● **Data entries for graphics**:
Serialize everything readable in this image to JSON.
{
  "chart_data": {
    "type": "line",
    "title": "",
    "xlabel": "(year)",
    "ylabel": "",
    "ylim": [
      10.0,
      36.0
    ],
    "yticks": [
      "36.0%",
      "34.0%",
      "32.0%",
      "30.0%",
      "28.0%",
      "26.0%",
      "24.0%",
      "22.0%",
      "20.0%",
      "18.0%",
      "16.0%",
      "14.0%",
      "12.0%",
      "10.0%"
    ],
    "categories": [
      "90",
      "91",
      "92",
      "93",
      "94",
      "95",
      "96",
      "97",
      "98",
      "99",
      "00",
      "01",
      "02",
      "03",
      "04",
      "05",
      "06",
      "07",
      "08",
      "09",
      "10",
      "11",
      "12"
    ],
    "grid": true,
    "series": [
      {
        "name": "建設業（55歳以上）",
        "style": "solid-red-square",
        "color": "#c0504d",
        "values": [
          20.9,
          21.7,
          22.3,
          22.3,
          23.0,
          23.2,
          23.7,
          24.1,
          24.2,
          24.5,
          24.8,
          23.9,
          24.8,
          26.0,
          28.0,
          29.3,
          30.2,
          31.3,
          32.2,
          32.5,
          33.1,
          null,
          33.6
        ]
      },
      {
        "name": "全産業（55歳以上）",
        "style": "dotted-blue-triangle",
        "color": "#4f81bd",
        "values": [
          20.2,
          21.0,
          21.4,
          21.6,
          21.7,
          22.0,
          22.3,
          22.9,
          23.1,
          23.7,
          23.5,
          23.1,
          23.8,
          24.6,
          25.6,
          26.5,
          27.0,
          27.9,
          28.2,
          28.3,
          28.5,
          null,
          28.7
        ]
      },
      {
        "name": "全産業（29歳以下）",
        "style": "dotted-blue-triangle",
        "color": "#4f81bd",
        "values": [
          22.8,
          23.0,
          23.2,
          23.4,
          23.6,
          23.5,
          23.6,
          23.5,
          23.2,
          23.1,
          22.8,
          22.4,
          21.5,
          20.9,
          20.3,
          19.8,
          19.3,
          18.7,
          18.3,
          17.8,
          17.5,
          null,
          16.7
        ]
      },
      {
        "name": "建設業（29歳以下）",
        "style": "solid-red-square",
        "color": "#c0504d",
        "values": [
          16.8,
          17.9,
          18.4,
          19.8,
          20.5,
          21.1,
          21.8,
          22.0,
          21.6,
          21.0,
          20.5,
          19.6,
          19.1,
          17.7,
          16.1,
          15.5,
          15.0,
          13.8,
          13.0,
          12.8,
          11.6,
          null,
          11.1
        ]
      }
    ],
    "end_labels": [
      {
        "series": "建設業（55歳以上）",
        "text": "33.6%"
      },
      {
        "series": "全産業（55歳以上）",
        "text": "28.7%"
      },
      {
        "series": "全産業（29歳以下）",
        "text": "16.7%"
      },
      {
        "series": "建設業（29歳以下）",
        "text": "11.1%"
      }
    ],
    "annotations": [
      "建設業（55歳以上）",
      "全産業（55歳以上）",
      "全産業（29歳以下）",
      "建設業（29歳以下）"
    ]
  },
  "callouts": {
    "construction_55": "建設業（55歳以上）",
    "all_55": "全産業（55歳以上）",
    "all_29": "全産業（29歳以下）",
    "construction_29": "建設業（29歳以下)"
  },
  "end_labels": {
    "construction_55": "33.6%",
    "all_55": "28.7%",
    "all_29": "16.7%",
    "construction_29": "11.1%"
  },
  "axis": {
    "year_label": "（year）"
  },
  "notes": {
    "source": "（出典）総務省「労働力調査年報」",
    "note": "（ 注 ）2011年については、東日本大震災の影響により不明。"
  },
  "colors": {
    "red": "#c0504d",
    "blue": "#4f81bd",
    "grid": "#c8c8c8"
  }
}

● **Task statement**: Repeat the data exactly. Leave nothing out.

● **The response**:
Serialize everything readable in this image to JSON.
{
  "chart_data": {
    "type": "line",
    "title": "",
    "xlabel": "(year)",
    "ylabel": "",
    "ylim": [
      10.0,
      36.0
    ],
    "yticks": [
      "36.0%",
      "34.0%",
      "32.0%",
      "30.0%",
      "28.0%",
      "26.0%",
      "24.0%",
      "22.0%",
      "20.0%",
      "18.0%",
      "16.0%",
      "14.0%",
      "12.0%",
      "10.0%"
    ],
    "categories": [
      "90",
      "91",
      "92",
      "93",
      "94",
      "95",
      "96",
      "97",
      "98",
      "99",
      "00",
      "01",
      "02",
      "03",
      "04",
      "05",
      "06",
      "07",
      "08",
      "09",
      "10",
      "11",
      "12"
    ],
    "grid": true,
    "series": [
      {
        "name": "建設業（55歳以上）",
        "style": "solid-red-square",
        "color": "#c0504d",
        "values": [
          20.9,
          21.7,
          22.3,
          22.3,
          23.0,
          23.2,
          23.7,
          24.1,
          24.2,
          24.5,
          24.8,
          23.9,
          24.8,
          26.0,
          28.0,
          29.3,
          30.2,
          31.3,
          32.2,
          32.5,
          33.1,
          null,
          33.6
        ]
      },
      {
        "name": "全産業（55歳以上）",
        "style": "dotted-blue-triangle",
        "color": "#4f81bd",
        "values": [
          20.2,
          21.0,
          21.4,
          21.6,
          21.7,
          22.0,
          22.3,
          22.9,
          23.1,
          23.7,
          23.5,
          23.1,
          23.8,
          24.6,
          25.6,
          26.5,
          27.0,
          27.9,
          28.2,
          28.3,
          28.5,
          null,
          28.7
        ]
      },
      {
        "name": "全産業（29歳以下）",
        "style": "dotted-blue-triangle",
        "color": "#4f81bd",
        "values": [
          22.8,
          23.0,
          23.2,
          23.4,
          23.6,
          23.5,
          23.6,
          23.5,
          23.2,
          23.1,
          22.8,
          22.4,
          21.5,
          20.9,
          20.3,
          19.8,
          19.3,
          18.7,
          18.3,
          17.8,
          17.5,
          null,
          16.7
        ]
      },
      {
        "name": "建設業（29歳以下）",
        "style": "solid-red-square",
        "color": "#c0504d",
        "values": [
          16.8,
          17.9,
          18.4,
          19.8,
          20.5,
          21.1,
          21.8,
          22.0,
          21.6,
          21.0,
          20.5,
          19.6,
          19.1,
          17.7,
          16.1,
          15.5,
          15.0,
          13.8,
          13.0,
          12.8,
          11.6,
          null,
          11.1
        ]
      }
    ],
    "end_labels": [
      {
        "series": "建設業（55歳以上）",
        "text": "33.6%"
      },
      {
        "series": "全産業（55歳以上）",
        "text": "28.7%"
      },
      {
        "series": "全産業（29歳以下）",
        "text": "16.7%"
      },
      {
        "series": "建設業（29歳以下）",
        "text": "11.1%"
      }
    ],
    "annotations": [
      "建設業（55歳以上）",
      "全産業（55歳以上）",
      "全産業（29歳以下）",
      "建設業（29歳以下）"
    ]
  },
  "callouts": {
    "construction_55": "建設業（55歳以上）",
    "all_55": "全産業（55歳以上）",
    "all_29": "全産業（29歳以下）",
    "construction_29": "建設業（29歳以下)"
  },
  "end_labels": {
    "construction_55": "33.6%",
    "all_55": "28.7%",
    "all_29": "16.7%",
    "construction_29": "11.1%"
  },
  "axis": {
    "year_label": "（year）"
  },
  "notes": {
    "source": "（出典）総務省「労働力調査年報」",
    "note": "（ 注 ）2011年については、東日本大震災の影響により不明。"
  },
  "colors": {
    "red": "#c0504d",
    "blue": "#4f81bd",
    "grid": "#c8c8c8"
  }
}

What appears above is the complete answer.